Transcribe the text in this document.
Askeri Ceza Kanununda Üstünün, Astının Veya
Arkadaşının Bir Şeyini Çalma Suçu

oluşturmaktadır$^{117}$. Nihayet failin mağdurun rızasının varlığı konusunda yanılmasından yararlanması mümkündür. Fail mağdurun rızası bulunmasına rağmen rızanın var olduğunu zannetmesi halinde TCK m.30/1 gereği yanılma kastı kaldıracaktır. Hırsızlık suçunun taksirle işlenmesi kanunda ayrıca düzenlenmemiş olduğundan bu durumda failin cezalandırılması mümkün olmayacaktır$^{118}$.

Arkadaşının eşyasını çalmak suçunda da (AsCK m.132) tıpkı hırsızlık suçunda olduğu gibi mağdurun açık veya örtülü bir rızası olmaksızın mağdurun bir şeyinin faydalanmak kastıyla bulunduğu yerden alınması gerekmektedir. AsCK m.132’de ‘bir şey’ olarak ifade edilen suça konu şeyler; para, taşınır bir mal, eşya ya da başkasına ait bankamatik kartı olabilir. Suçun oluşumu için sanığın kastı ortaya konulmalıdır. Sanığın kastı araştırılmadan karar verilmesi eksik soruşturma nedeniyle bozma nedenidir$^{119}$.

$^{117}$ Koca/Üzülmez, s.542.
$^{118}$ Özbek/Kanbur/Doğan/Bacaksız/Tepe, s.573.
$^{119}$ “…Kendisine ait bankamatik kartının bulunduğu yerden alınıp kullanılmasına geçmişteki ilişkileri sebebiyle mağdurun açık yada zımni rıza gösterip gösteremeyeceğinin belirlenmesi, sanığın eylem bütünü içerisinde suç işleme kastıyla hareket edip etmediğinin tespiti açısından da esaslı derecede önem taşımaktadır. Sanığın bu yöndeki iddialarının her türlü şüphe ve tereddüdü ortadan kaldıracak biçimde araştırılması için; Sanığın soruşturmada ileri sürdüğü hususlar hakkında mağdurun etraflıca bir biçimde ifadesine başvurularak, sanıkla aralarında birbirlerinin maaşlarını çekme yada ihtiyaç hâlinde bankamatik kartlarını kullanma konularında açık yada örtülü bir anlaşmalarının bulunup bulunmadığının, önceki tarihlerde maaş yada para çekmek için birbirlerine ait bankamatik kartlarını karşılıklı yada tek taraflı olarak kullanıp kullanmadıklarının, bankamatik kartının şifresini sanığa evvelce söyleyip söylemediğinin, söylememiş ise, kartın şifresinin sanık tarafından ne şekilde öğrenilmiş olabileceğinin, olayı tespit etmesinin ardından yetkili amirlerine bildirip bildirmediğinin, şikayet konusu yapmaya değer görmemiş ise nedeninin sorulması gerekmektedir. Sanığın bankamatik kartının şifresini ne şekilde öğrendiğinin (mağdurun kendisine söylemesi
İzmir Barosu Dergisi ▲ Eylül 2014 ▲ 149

○ ○ ○ ○

PROBLEM REQUIREMENTS:
Type the material above out again, exactly.

SOLUTION FOR THIS PROBLEM:
Transcribe the text in this document.
Askeri Ceza Kanununda Üstünün, Astının Veya
Arkadaşının Bir Şeyini Çalma Suçu

oluşturmaktadır$^{117}$. Nihayet failin mağdurun rızasının varlığı konusunda yanılmasından yararlanması mümkündür. Fail mağdurun rızası bulunmasına rağmen rızanın var olduğunu zannetmesi halinde TCK m.30/1 gereği yanılma kastı kaldıracaktır. Hırsızlık suçunun taksirle işlenmesi kanunda ayrıca düzenlenmemiş olduğundan bu durumda failin cezalandırılması mümkün olmayacaktır$^{118}$.

Arkadaşının eşyasını çalmak suçunda da (AsCK m.132) tıpkı hırsızlık suçunda olduğu gibi mağdurun açık veya örtülü bir rızası olmaksızın mağdurun bir şeyinin faydalanmak kastıyla bulunduğu yerden alınması gerekmektedir. AsCK m.132’de ‘bir şey’ olarak ifade edilen suça konu şeyler; para, taşınır bir mal, eşya ya da başkasına ait bankamatik kartı olabilir. Suçun oluşumu için sanığın kastı ortaya konulmalıdır. Sanığın kastı araştırılmadan karar verilmesi eksik soruşturma nedeniyle bozma nedenidir$^{119}$.

$^{117}$ Koca/Üzülmez, s.542.
$^{118}$ Özbek/Kanbur/Doğan/Bacaksız/Tepe, s.573.
$^{119}$ “…Kendisine ait bankamatik kartının bulunduğu yerden alınıp kullanılmasına geçmişteki ilişkileri sebebiyle mağdurun açık yada zımni rıza gösterip gösteremeyeceğinin belirlenmesi, sanığın eylem bütünü içerisinde suç işleme kastıyla hareket edip etmediğinin tespiti açısından da esaslı derecede önem taşımaktadır. Sanığın bu yöndeki iddialarının her türlü şüphe ve tereddüdü ortadan kaldıracak biçimde araştırılması için; Sanığın soruşturmada ileri sürdüğü hususlar hakkında mağdurun etraflıca bir biçimde ifadesine başvurularak, sanıkla aralarında birbirlerinin maaşlarını çekme yada ihtiyaç hâlinde bankamatik kartlarını kullanma konularında açık yada örtülü bir anlaşmalarının bulunup bulunmadığının, önceki tarihlerde maaş yada para çekmek için birbirlerine ait bankamatik kartlarını karşılıklı yada tek taraflı olarak kullanıp kullanmadıklarının, bankamatik kartının şifresini sanığa evvelce söyleyip söylemediğinin, söylememiş ise, kartın şifresinin sanık tarafından ne şekilde öğrenilmiş olabileceğinin, olayı tespit etmesinin ardından yetkili amirlerine bildirip bildirmediğinin, şikayet konusu yapmaya değer görmemiş ise nedeninin sorulması gerekmektedir. Sanığın bankamatik kartının şifresini ne şekilde öğrendiğinin (mağdurun kendisine söylemesi
İzmir Barosu Dergisi ▲ Eylül 2014 ▲ 149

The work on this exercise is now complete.